>> Start Material for this task
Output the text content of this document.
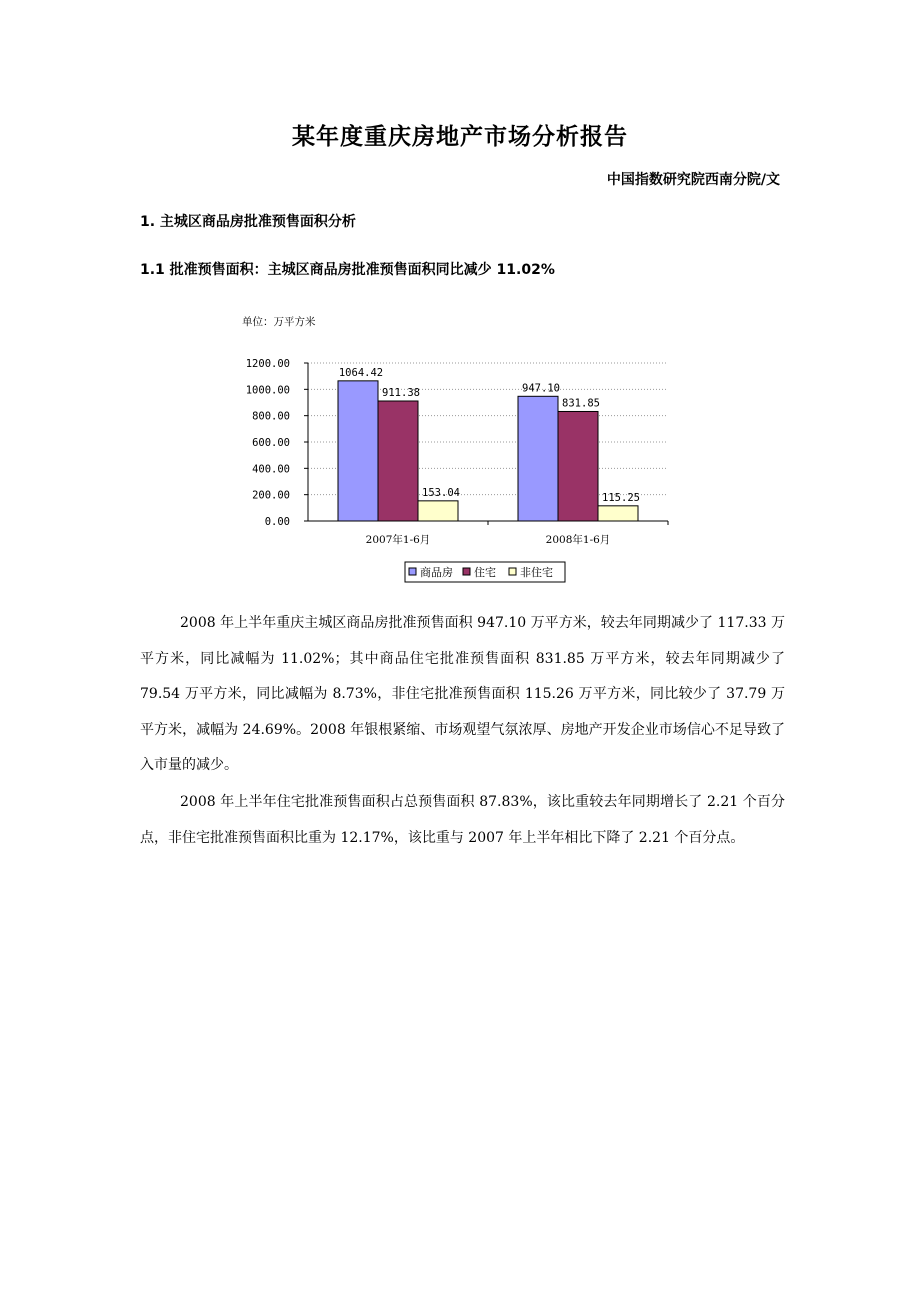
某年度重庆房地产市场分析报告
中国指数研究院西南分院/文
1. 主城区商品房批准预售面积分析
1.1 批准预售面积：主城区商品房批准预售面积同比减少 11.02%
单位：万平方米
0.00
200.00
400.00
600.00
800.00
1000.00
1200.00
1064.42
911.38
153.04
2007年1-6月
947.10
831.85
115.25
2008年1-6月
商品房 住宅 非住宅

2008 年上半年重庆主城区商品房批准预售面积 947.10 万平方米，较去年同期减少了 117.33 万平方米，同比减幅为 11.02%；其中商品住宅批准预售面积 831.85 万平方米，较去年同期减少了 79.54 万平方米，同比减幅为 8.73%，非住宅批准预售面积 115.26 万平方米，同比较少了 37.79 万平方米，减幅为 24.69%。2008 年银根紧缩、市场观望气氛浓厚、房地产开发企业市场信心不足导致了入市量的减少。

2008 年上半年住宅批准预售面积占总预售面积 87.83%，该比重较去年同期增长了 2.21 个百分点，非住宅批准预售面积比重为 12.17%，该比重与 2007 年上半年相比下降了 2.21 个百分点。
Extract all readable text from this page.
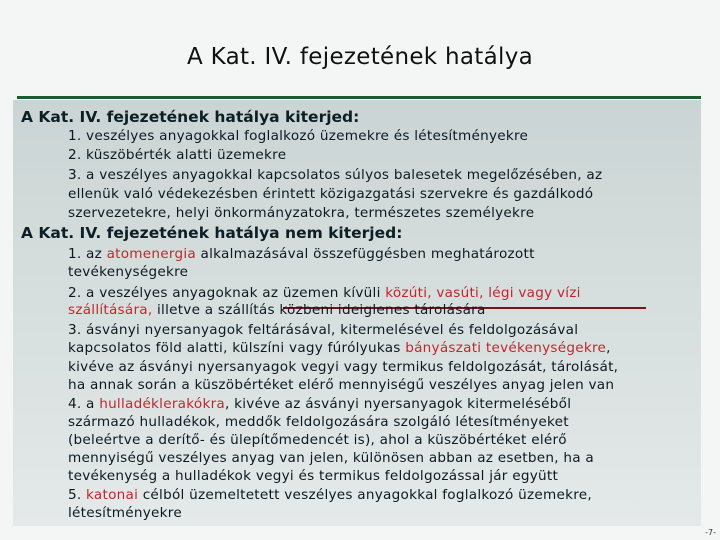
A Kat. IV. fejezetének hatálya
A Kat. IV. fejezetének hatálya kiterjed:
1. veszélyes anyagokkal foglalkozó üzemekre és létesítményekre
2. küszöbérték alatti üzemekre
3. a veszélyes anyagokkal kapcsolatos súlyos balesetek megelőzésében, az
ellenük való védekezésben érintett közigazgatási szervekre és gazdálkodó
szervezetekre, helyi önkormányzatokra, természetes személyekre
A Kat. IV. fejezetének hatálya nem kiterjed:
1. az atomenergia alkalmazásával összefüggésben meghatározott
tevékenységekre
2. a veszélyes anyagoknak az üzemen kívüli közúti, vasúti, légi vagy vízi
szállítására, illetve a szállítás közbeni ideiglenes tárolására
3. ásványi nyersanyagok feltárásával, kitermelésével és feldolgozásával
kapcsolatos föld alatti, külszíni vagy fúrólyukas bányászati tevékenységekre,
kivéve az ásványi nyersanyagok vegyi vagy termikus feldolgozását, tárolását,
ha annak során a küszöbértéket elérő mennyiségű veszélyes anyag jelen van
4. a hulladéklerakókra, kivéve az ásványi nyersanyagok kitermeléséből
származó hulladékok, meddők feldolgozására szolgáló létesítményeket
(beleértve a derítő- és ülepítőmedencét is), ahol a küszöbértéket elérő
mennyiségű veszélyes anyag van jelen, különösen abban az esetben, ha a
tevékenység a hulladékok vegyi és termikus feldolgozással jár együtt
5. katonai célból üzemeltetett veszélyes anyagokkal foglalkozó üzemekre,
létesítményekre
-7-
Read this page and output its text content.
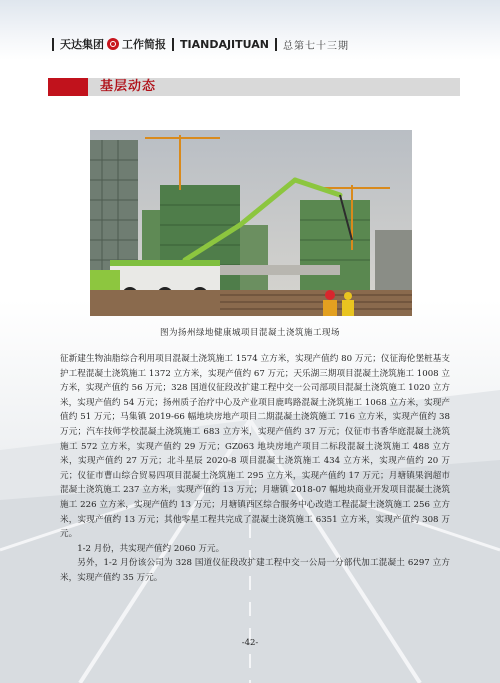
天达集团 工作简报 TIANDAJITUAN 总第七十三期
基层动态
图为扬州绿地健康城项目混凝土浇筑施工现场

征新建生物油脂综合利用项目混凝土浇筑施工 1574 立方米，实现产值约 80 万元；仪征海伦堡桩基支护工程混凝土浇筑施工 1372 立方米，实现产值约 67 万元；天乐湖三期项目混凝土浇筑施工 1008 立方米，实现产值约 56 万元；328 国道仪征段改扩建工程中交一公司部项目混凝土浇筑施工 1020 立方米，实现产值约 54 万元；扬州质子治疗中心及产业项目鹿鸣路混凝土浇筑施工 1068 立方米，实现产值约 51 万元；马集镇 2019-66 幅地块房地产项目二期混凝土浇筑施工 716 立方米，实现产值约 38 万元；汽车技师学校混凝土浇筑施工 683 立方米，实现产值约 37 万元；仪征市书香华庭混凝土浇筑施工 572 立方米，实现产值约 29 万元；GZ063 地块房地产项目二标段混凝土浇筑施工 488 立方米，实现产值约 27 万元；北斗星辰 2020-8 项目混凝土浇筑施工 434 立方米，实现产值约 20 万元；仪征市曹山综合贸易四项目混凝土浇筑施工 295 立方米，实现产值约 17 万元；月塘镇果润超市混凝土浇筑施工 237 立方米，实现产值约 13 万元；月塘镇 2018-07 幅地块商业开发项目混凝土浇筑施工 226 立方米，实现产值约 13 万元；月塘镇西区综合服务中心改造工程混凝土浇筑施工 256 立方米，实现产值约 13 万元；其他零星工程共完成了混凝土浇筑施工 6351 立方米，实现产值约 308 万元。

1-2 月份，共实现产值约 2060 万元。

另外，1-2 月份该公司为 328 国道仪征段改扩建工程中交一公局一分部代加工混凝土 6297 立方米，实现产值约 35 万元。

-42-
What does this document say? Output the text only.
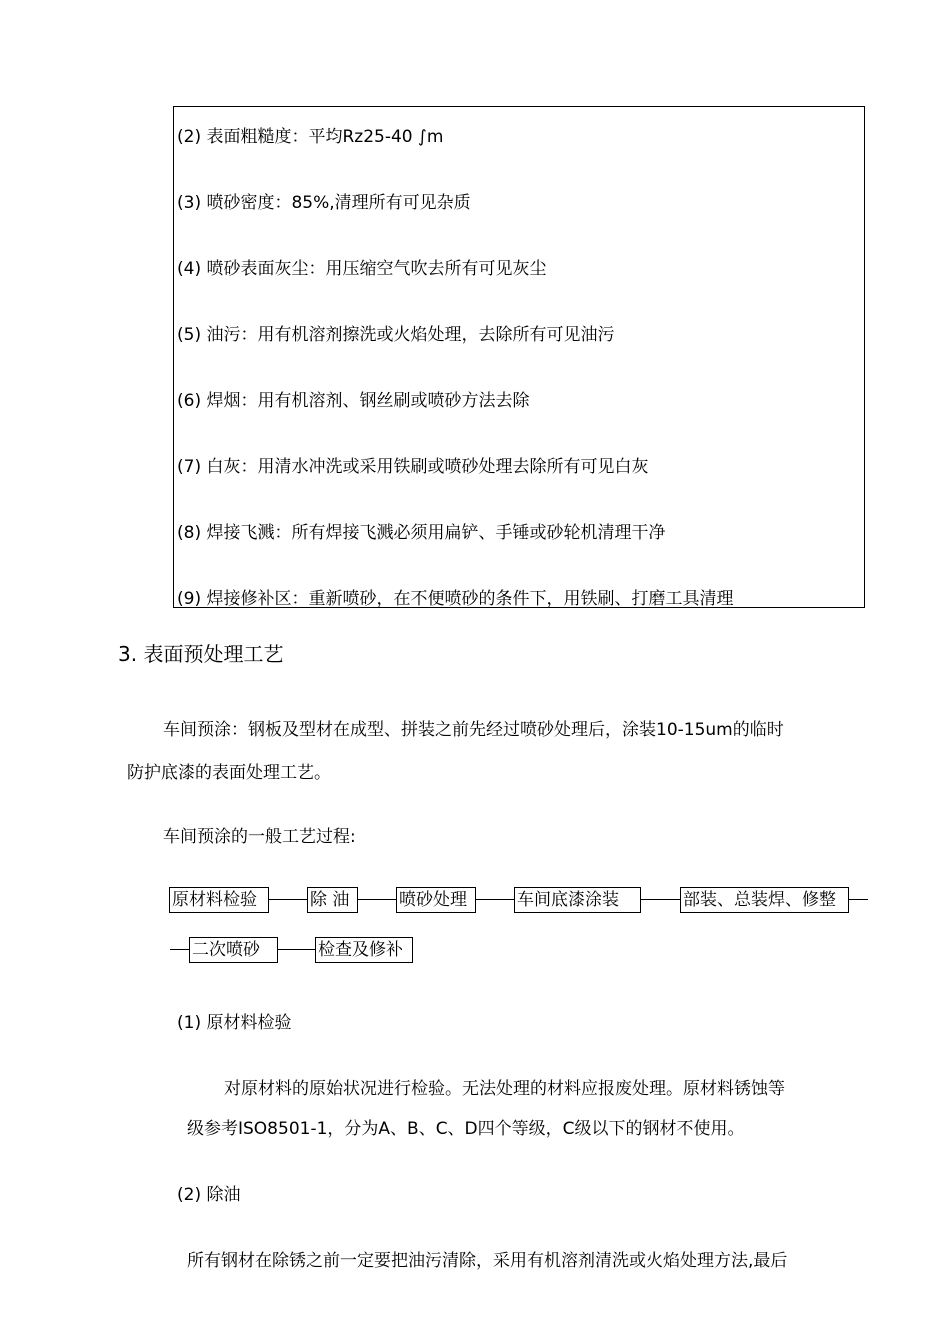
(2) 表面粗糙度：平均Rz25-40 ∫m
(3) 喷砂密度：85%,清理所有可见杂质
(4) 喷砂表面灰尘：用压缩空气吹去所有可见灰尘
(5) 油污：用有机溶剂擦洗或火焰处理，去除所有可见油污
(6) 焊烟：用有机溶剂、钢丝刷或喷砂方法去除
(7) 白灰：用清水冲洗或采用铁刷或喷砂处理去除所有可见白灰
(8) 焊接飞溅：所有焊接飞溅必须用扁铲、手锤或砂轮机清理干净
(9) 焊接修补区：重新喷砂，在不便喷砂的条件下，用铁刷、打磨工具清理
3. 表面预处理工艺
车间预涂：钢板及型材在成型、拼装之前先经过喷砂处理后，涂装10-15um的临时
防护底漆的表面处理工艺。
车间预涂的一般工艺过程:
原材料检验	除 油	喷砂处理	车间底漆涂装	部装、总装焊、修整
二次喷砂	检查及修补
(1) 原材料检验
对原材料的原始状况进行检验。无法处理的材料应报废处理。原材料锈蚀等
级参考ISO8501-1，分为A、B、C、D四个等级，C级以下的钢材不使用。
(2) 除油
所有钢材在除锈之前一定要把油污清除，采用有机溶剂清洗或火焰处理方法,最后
>> End Material for this task
What is asked –
All of the entries above should be copied exactly, except for the pictures.

Written solution –
Output the text content of this document.
某年度重庆房地产市场分析报告
中国指数研究院西南分院/文
1. 主城区商品房批准预售面积分析
1.1 批准预售面积：主城区商品房批准预售面积同比减少 11.02%
单位：万平方米
0.00
200.00
400.00
600.00
800.00
1000.00
1200.00
1064.42
911.38
153.04
2007年1-6月
947.10
831.85
115.25
2008年1-6月
商品房 住宅 非住宅

2008 年上半年重庆主城区商品房批准预售面积 947.10 万平方米，较去年同期减少了 117.33 万平方米，同比减幅为 11.02%；其中商品住宅批准预售面积 831.85 万平方米，较去年同期减少了 79.54 万平方米，同比减幅为 8.73%，非住宅批准预售面积 115.26 万平方米，同比较少了 37.79 万平方米，减幅为 24.69%。2008 年银根紧缩、市场观望气氛浓厚、房地产开发企业市场信心不足导致了入市量的减少。

2008 年上半年住宅批准预售面积占总预售面积 87.83%，该比重较去年同期增长了 2.21 个百分点，非住宅批准预售面积比重为 12.17%，该比重与 2007 年上半年相比下降了 2.21 个百分点。
Extract all readable text from this page.
A Kat. IV. fejezetének hatálya
A Kat. IV. fejezetének hatálya kiterjed:
1. veszélyes anyagokkal foglalkozó üzemekre és létesítményekre
2. küszöbérték alatti üzemekre
3. a veszélyes anyagokkal kapcsolatos súlyos balesetek megelőzésében, az
ellenük való védekezésben érintett közigazgatási szervekre és gazdálkodó
szervezetekre, helyi önkormányzatokra, természetes személyekre
A Kat. IV. fejezetének hatálya nem kiterjed:
1. az atomenergia alkalmazásával összefüggésben meghatározott
tevékenységekre
2. a veszélyes anyagoknak az üzemen kívüli közúti, vasúti, légi vagy vízi
szállítására, illetve a szállítás közbeni ideiglenes tárolására
3. ásványi nyersanyagok feltárásával, kitermelésével és feldolgozásával
kapcsolatos föld alatti, külszíni vagy fúrólyukas bányászati tevékenységekre,
kivéve az ásványi nyersanyagok vegyi vagy termikus feldolgozását, tárolását,
ha annak során a küszöbértéket elérő mennyiségű veszélyes anyag jelen van
4. a hulladéklerakókra, kivéve az ásványi nyersanyagok kitermeléséből
származó hulladékok, meddők feldolgozására szolgáló létesítményeket
(beleértve a derítő- és ülepítőmedencét is), ahol a küszöbértéket elérő
mennyiségű veszélyes anyag van jelen, különösen abban az esetben, ha a
tevékenység a hulladékok vegyi és termikus feldolgozással jár együtt
5. katonai célból üzemeltetett veszélyes anyagokkal foglalkozó üzemekre,
létesítményekre
-7-
Read this page and output its text content.
天达集团 工作简报 TIANDAJITUAN 总第七十三期
基层动态
图为扬州绿地健康城项目混凝土浇筑施工现场

征新建生物油脂综合利用项目混凝土浇筑施工 1574 立方米，实现产值约 80 万元；仪征海伦堡桩基支护工程混凝土浇筑施工 1372 立方米，实现产值约 67 万元；天乐湖三期项目混凝土浇筑施工 1008 立方米，实现产值约 56 万元；328 国道仪征段改扩建工程中交一公司部项目混凝土浇筑施工 1020 立方米，实现产值约 54 万元；扬州质子治疗中心及产业项目鹿鸣路混凝土浇筑施工 1068 立方米，实现产值约 51 万元；马集镇 2019-66 幅地块房地产项目二期混凝土浇筑施工 716 立方米，实现产值约 38 万元；汽车技师学校混凝土浇筑施工 683 立方米，实现产值约 37 万元；仪征市书香华庭混凝土浇筑施工 572 立方米，实现产值约 29 万元；GZ063 地块房地产项目二标段混凝土浇筑施工 488 立方米，实现产值约 27 万元；北斗星辰 2020-8 项目混凝土浇筑施工 434 立方米，实现产值约 20 万元；仪征市曹山综合贸易四项目混凝土浇筑施工 295 立方米，实现产值约 17 万元；月塘镇果润超市混凝土浇筑施工 237 立方米，实现产值约 13 万元；月塘镇 2018-07 幅地块商业开发项目混凝土浇筑施工 226 立方米，实现产值约 13 万元；月塘镇西区综合服务中心改造工程混凝土浇筑施工 256 立方米，实现产值约 13 万元；其他零星工程共完成了混凝土浇筑施工 6351 立方米，实现产值约 308 万元。

1-2 月份，共实现产值约 2060 万元。

另外，1-2 月份该公司为 328 国道仪征段改扩建工程中交一公局一分部代加工混凝土 6297 立方米，实现产值约 35 万元。

-42-
What does this document say? Output the text only.
(2) 表面粗糙度：平均Rz25-40 ∫m
(3) 喷砂密度：85%,清理所有可见杂质
(4) 喷砂表面灰尘：用压缩空气吹去所有可见灰尘
(5) 油污：用有机溶剂擦洗或火焰处理，去除所有可见油污
(6) 焊烟：用有机溶剂、钢丝刷或喷砂方法去除
(7) 白灰：用清水冲洗或采用铁刷或喷砂处理去除所有可见白灰
(8) 焊接飞溅：所有焊接飞溅必须用扁铲、手锤或砂轮机清理干净
(9) 焊接修补区：重新喷砂，在不便喷砂的条件下，用铁刷、打磨工具清理
3. 表面预处理工艺
车间预涂：钢板及型材在成型、拼装之前先经过喷砂处理后，涂装10-15um的临时
防护底漆的表面处理工艺。
车间预涂的一般工艺过程:
原材料检验	除 油	喷砂处理	车间底漆涂装	部装、总装焊、修整
二次喷砂	检查及修补
(1) 原材料检验
对原材料的原始状况进行检验。无法处理的材料应报废处理。原材料锈蚀等
级参考ISO8501-1，分为A、B、C、D四个等级，C级以下的钢材不使用。
(2) 除油
所有钢材在除锈之前一定要把油污清除，采用有机溶剂清洗或火焰处理方法,最后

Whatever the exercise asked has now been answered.